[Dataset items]
§ §
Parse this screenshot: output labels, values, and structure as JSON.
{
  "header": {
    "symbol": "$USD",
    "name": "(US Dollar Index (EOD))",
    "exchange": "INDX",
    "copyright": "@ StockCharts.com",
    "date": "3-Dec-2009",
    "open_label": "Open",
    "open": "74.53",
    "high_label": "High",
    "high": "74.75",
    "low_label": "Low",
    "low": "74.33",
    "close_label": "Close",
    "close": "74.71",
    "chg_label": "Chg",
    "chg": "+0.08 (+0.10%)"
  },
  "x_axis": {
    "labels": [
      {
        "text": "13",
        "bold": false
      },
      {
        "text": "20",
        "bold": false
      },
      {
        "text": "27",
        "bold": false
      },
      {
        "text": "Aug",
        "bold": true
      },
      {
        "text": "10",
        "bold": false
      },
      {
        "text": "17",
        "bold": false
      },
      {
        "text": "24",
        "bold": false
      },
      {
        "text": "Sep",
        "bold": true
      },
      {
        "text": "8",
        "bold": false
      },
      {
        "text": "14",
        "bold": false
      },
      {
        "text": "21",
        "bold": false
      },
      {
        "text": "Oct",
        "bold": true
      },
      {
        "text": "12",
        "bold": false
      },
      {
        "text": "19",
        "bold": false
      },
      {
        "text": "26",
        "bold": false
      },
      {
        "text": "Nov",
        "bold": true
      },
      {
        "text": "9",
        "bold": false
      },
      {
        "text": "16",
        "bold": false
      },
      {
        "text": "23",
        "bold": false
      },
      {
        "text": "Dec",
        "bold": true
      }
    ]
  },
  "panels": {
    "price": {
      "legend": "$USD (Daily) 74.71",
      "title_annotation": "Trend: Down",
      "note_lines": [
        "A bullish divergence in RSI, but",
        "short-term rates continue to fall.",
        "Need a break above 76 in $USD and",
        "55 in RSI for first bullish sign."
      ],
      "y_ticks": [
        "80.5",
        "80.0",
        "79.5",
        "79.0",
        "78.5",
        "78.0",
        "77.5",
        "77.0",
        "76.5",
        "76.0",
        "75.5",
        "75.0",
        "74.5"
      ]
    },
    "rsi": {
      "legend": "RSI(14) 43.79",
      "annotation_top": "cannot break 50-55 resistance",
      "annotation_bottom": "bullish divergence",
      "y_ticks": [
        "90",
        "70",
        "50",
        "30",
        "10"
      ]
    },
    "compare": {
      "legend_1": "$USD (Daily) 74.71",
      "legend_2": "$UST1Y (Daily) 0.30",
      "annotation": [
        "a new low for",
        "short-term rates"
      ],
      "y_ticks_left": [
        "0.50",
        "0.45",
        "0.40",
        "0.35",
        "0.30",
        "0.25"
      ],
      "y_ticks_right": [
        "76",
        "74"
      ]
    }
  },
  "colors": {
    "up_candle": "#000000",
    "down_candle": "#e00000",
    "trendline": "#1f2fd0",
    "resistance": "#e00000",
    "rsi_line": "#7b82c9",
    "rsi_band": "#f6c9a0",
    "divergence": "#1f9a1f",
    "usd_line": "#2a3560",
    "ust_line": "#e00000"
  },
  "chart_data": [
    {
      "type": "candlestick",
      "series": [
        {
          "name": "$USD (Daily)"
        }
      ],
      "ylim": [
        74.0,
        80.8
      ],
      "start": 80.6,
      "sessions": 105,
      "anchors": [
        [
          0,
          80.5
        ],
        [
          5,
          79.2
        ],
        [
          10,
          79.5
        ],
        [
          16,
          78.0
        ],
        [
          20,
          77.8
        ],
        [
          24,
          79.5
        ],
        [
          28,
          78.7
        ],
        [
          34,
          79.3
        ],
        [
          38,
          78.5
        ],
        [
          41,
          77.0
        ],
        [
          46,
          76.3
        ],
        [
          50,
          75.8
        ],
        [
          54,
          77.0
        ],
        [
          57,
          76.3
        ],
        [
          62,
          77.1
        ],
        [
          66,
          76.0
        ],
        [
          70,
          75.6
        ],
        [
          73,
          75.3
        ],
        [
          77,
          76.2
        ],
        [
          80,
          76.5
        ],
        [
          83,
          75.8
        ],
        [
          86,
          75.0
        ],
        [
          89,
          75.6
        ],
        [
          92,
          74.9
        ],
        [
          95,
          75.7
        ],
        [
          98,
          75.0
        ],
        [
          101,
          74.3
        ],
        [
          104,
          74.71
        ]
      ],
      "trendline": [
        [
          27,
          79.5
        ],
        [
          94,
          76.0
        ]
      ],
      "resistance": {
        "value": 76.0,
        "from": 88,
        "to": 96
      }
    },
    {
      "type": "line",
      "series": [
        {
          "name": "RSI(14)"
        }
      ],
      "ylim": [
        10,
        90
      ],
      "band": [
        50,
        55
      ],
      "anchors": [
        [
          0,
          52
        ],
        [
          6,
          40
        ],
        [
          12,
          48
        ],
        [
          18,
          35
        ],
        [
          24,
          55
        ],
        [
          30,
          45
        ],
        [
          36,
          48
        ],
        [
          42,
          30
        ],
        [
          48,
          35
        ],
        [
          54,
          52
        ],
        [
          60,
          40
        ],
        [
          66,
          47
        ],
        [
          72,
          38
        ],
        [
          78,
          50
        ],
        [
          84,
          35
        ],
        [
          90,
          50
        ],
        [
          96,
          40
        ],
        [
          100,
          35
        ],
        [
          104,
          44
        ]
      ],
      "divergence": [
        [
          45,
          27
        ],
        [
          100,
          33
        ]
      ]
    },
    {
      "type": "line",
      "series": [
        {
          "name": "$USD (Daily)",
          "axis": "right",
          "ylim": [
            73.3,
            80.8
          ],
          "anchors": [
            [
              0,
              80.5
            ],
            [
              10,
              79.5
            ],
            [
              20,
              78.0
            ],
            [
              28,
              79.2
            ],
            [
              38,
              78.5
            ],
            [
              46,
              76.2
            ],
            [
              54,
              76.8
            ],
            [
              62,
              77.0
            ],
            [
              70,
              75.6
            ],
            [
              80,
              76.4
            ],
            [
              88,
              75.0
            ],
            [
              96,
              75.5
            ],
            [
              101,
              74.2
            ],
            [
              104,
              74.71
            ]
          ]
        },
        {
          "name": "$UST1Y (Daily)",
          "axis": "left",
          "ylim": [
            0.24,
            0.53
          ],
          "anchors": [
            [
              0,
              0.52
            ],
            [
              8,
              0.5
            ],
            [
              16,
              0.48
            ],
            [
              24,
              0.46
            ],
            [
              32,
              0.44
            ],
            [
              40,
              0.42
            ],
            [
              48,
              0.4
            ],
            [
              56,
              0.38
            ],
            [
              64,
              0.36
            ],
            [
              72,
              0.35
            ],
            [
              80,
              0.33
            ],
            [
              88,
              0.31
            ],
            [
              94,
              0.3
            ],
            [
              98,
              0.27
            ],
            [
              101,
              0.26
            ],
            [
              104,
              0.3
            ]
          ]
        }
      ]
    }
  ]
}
§ §
AIM
Copy out each line in the listing that has the word "break".

OUTPUT BELOW
        "Need a break above 76 in $USD and",
      "annotation_top": "cannot break 50-55 resistance",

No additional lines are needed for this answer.